[Extracted records]

┌────────

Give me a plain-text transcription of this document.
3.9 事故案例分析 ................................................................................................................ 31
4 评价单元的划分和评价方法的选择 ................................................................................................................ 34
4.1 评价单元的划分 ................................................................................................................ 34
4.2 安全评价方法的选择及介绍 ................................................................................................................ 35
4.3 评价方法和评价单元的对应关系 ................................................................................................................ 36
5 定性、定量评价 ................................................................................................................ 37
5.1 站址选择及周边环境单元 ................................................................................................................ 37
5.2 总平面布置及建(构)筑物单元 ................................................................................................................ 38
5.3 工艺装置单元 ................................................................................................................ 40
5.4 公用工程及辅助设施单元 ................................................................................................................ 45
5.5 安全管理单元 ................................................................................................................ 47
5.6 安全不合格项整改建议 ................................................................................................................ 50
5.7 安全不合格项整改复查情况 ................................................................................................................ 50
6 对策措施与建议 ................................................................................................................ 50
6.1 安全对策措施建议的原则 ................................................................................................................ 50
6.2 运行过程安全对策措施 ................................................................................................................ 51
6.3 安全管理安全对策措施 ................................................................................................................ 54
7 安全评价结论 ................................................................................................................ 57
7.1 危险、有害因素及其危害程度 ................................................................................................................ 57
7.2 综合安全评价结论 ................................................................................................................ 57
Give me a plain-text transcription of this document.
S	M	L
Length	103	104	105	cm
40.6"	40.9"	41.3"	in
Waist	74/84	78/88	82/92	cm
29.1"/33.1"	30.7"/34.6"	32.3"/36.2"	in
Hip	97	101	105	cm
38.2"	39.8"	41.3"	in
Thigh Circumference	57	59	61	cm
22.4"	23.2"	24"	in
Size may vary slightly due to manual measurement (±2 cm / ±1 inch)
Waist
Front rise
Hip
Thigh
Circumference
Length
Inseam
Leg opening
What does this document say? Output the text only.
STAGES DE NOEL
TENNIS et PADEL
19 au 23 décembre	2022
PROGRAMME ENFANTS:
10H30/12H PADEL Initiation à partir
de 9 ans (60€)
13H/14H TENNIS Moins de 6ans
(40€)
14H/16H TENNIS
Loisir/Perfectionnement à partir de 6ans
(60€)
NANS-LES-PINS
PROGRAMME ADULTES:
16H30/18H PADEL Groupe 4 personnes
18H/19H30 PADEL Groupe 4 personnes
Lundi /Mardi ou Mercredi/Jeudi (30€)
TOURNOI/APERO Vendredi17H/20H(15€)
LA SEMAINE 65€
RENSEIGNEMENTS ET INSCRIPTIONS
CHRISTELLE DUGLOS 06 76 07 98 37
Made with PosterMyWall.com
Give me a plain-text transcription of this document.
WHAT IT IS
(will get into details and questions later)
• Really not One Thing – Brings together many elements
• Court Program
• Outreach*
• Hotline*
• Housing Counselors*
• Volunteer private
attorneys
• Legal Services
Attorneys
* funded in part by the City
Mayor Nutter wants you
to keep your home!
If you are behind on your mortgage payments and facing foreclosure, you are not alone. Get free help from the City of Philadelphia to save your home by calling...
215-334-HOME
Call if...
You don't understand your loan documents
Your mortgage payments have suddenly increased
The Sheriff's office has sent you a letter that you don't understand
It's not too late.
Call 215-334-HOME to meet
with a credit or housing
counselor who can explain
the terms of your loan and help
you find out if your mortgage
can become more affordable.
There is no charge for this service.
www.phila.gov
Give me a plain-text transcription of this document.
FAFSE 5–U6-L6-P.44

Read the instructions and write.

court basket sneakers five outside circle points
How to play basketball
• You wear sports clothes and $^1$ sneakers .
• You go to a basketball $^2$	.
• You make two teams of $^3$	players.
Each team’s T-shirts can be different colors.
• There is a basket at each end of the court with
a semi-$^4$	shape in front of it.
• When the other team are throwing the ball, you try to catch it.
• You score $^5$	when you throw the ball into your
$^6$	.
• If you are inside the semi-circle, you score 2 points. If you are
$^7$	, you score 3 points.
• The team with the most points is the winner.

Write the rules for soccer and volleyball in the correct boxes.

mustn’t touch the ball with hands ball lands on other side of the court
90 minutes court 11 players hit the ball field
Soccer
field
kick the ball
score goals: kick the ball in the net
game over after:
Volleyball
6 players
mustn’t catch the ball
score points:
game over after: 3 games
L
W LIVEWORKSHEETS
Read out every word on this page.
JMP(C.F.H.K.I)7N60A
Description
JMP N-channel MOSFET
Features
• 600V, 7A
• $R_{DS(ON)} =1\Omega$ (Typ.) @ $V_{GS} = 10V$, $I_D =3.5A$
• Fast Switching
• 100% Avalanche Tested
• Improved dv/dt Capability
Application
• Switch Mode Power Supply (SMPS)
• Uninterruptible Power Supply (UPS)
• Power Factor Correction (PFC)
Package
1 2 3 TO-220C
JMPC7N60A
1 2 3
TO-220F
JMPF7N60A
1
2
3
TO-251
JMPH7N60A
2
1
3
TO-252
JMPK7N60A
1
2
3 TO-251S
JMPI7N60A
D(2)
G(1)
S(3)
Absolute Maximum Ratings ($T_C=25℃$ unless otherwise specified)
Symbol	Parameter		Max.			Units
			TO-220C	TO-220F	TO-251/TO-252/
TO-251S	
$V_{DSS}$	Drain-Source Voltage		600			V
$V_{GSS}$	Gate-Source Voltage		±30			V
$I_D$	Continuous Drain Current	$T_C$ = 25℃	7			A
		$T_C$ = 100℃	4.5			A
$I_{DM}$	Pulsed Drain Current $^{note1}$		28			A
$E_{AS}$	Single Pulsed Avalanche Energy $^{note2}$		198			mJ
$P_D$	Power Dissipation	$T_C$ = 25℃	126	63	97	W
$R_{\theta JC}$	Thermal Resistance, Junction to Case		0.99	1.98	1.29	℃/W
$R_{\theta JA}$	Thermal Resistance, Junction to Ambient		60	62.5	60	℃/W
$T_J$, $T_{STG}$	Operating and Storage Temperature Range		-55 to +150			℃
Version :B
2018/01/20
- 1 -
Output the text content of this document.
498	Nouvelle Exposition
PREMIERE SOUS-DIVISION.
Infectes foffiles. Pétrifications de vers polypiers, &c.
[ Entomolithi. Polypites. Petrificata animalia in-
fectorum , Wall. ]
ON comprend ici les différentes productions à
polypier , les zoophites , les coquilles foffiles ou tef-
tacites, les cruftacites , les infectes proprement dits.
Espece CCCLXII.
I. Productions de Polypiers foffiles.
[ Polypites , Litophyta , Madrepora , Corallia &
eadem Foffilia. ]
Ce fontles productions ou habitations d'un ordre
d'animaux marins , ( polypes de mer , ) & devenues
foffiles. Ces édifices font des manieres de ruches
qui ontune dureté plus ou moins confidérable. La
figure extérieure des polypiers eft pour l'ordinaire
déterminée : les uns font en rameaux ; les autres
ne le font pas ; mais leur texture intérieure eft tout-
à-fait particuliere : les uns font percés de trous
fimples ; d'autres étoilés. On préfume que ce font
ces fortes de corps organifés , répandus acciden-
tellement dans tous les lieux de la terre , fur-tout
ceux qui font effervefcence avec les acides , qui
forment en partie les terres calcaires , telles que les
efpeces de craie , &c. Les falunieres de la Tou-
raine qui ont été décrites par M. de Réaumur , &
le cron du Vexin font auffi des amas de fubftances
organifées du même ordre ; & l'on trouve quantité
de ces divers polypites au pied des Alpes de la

└────────

- **WHAT IS ASKED**
Please list every line of the records that contains "Circumference".

- **RESULT OF THIS EXERCISE**
Thigh Circumference	57	59	61	cm
Circumference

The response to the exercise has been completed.